- What the task asks:
Extract all lines containing "príjmy".

· · · · · · ·

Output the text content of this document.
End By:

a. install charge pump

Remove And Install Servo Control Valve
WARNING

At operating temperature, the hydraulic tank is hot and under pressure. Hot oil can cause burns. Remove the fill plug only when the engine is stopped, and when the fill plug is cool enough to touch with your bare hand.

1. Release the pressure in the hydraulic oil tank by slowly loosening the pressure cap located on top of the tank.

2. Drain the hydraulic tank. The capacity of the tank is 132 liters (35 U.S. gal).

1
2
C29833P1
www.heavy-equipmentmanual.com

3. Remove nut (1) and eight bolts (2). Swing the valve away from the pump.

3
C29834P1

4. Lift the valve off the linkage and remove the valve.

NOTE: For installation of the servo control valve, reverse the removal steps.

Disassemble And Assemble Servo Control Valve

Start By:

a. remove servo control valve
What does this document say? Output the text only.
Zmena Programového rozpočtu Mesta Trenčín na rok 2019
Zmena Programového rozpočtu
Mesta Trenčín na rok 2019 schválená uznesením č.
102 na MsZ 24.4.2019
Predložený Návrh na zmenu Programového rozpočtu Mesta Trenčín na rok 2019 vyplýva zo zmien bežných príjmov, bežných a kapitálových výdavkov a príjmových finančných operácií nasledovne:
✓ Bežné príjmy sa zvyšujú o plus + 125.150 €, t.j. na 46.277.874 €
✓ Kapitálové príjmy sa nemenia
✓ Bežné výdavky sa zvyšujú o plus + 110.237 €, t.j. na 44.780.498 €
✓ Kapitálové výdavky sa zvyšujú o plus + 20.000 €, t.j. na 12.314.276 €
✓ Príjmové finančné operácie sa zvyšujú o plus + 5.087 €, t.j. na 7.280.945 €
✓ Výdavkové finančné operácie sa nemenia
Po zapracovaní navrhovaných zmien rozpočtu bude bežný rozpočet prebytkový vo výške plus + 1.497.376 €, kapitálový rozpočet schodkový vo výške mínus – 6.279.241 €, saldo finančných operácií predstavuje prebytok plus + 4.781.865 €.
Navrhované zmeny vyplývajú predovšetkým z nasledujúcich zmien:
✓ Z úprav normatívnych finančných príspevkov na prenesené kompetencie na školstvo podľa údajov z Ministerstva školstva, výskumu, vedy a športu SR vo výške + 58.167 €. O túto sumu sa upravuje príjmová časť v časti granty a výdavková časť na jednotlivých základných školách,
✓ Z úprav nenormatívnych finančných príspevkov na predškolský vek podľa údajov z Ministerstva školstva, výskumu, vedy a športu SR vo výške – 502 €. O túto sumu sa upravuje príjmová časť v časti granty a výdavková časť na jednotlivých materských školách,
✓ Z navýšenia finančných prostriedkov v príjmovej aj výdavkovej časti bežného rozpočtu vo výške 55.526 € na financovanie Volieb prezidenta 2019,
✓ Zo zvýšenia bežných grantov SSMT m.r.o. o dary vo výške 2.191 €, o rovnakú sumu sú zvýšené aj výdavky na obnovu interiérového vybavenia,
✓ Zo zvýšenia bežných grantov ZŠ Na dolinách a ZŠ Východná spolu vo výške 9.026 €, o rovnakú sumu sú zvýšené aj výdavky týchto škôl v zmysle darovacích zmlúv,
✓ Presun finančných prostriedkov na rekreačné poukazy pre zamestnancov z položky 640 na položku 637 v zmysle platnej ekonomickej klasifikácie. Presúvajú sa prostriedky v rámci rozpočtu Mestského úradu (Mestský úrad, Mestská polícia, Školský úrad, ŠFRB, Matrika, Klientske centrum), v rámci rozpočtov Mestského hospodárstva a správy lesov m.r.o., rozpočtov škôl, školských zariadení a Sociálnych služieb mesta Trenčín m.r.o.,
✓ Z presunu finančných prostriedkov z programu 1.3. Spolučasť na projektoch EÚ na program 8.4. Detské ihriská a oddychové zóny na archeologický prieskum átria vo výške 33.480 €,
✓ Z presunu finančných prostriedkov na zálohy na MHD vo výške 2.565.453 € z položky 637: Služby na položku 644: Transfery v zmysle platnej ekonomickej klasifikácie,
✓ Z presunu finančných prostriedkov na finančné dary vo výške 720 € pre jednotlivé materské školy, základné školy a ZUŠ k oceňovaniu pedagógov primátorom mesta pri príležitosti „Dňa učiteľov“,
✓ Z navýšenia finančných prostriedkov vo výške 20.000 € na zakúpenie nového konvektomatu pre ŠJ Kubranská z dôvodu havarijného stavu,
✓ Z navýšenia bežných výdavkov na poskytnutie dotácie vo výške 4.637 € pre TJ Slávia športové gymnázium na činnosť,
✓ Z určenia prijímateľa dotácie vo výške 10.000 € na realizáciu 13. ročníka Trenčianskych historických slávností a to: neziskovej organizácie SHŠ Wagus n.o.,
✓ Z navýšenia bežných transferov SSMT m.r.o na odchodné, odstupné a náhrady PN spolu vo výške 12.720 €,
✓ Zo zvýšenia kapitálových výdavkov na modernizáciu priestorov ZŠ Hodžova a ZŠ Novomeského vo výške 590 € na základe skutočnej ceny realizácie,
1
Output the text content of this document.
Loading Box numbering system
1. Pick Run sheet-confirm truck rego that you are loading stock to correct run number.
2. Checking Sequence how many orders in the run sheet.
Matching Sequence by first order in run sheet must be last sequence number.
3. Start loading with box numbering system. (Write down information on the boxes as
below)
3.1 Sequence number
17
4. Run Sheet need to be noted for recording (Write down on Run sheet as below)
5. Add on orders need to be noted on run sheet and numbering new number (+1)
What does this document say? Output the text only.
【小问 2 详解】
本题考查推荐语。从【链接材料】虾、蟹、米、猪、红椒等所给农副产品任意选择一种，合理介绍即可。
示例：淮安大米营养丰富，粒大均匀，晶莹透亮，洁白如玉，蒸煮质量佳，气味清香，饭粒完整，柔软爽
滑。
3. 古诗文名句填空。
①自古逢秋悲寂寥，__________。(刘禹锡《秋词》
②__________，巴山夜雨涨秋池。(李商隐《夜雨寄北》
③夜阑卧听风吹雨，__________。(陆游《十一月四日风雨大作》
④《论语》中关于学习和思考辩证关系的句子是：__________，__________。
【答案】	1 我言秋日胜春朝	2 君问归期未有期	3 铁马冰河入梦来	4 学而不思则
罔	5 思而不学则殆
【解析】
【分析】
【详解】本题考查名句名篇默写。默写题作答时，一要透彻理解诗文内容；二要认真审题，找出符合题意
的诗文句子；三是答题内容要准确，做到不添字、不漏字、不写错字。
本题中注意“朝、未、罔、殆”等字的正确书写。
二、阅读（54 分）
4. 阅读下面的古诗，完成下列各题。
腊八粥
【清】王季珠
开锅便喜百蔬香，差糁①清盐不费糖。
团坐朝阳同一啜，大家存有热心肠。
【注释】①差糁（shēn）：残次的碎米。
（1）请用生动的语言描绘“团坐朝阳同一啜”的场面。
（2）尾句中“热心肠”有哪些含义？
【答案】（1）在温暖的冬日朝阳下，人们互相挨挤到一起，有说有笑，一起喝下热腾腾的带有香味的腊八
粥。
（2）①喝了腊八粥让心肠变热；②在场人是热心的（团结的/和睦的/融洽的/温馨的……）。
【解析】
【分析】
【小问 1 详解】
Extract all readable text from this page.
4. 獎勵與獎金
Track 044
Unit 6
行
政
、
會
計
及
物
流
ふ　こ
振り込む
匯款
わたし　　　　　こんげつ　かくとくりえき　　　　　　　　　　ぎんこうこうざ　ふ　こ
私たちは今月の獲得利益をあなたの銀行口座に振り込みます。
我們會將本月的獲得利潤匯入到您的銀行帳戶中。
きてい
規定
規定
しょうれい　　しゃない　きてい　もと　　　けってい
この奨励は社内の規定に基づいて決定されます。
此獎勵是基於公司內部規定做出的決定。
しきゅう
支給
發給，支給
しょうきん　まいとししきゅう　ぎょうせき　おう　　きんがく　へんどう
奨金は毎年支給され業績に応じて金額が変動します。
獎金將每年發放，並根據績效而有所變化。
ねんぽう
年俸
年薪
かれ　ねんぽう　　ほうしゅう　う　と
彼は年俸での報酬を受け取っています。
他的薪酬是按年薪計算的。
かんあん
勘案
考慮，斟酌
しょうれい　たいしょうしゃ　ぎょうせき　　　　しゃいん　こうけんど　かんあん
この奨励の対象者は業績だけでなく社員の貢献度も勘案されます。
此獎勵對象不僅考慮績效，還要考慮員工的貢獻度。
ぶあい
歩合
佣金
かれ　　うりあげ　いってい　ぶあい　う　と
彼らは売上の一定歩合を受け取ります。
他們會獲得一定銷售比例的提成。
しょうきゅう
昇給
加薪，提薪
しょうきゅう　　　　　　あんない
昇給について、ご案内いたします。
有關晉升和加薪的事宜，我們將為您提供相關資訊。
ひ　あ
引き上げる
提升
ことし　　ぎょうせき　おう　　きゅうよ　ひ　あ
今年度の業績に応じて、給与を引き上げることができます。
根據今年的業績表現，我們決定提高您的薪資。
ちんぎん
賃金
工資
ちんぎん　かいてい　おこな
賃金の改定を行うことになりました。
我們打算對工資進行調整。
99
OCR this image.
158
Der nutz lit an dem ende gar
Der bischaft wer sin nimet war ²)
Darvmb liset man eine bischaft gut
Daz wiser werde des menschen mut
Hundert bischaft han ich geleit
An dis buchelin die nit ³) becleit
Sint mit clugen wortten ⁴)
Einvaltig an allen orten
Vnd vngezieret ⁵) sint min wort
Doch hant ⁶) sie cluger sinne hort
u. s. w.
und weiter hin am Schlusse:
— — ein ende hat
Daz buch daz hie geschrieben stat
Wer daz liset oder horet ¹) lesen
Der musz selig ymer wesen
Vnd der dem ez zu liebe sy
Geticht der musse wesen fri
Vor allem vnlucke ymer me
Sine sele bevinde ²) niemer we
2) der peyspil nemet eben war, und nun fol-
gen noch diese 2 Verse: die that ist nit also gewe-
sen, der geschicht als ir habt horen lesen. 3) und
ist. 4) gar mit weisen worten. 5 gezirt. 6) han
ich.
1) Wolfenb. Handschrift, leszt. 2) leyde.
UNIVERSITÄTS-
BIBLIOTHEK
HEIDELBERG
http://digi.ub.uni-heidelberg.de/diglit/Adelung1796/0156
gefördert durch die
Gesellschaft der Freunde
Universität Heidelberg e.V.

· · · · · · ·

- Written solution:
✓ Bežné príjmy sa zvyšujú o plus + 125.150 €, t.j. na 46.277.874 €
✓ Kapitálové príjmy sa nemenia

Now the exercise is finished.